Kölner Stadtanzeiger, 3.5.2000

Redaktionsgespräch mit dem Außenminister

Fischer: Mehr Verantwortung für Deutschland

Außenminister Joschka Fischer antwortet allen, die ihn für amtsmüde, frustiert oder zu dick halten

Von Klaus Bohnhof

Kritik war in jüngster Zeit wahrlich keine Mangelware. Joschka Fischer, der Außenminister aus den Reihen der Grünen, vernachlässige die Beziehungen zu Polen, hieß es. Er werfe den deutsch-französischen Motor nicht an, um die Europäische Union wieder in Fahrt zu bringen.

Er sei zu zurückhaltend gegenüber dem amtierenden russischen Präsidenten Wladimir Putin und mache diesem nicht genügend schwere Vorwürfe wegen des Tschetschenien-Krieges. Fischer sei amtsmüde, ja sogar: Er werde zu dick.

Joschka Fischer zu Besuch im Neven DuMont Haus in Köln: Es tritt alles andere als ein lustloser, frustrierter oder emotionsfreier Politiker an. Im Gespräch mit Alfred Neven DuMont, dem Herausgeber des "Kölner Stadt-Anzeiger", und Mitgliedern der Redaktion präsentiert sich vielmehr ein leidenschaftlicher, engagierter Außenminister. Die Lust an der Diskussion, auch am Disput ist ihm keineswegs vergangen.

Und die Frage nach etwa zunehmender Körperfülle beantwortet er umgehend mit der Aufforderung, doch mit ihm ins Rennen zu gehen. Der Marathon-Mann weiß, wovon er spricht.
══════════════════════════════
Beantworten Sie die folgenden Fragen anhand des Auszugs über das Redaktionsgespräch mit Joschka Fischer.
(a) Zu welchem Land soll Fischer laut Kritik die Beziehungen vernachlässigen?
(b) Wer ist als Herausgeber des "Kölner Stadt-Anzeiger" genannt?
(c) Womit beantwortet Fischer die Frage nach zunehmender Körperfülle?
Die Datensätze haben keinen Bezug zum Auszug.

* _Einträge zur Elementposition_:
══════════════════════════════
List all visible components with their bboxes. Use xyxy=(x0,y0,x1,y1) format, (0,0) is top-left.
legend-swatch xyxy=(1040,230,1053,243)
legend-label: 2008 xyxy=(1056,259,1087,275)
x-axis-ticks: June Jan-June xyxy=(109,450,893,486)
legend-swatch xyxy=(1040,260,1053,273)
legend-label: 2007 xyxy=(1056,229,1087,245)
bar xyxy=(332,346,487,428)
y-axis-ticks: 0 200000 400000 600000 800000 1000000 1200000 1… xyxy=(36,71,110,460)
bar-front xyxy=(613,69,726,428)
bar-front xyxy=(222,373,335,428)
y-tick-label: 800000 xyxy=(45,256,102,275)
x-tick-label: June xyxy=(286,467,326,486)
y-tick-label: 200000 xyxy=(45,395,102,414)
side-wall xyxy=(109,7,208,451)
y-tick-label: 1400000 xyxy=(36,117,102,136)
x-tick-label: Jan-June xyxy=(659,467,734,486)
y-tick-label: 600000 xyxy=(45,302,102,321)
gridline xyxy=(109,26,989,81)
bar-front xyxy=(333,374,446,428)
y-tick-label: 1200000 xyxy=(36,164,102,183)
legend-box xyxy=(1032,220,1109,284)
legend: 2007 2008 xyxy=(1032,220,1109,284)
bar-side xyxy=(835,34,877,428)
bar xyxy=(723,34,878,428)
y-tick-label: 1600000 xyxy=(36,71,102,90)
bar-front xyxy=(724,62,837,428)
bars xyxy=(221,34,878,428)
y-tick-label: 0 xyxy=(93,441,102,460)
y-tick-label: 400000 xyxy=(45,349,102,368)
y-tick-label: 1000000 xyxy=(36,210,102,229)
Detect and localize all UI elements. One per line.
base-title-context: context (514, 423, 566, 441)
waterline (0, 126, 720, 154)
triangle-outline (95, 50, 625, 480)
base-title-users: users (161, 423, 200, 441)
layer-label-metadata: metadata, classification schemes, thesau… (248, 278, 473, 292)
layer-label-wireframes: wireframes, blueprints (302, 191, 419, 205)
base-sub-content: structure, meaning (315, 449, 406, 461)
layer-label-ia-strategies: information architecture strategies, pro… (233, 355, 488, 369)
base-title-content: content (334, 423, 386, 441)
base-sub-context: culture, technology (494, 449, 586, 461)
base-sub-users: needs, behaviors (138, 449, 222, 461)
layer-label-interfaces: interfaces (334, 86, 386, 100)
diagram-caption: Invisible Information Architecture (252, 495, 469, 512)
══════════════════════════════
* _Lösung_:
(a) Zu Polen.
(b) Alfred Neven DuMont.
(c) Mit der Aufforderung, mit ihm ins Rennen zu gehen.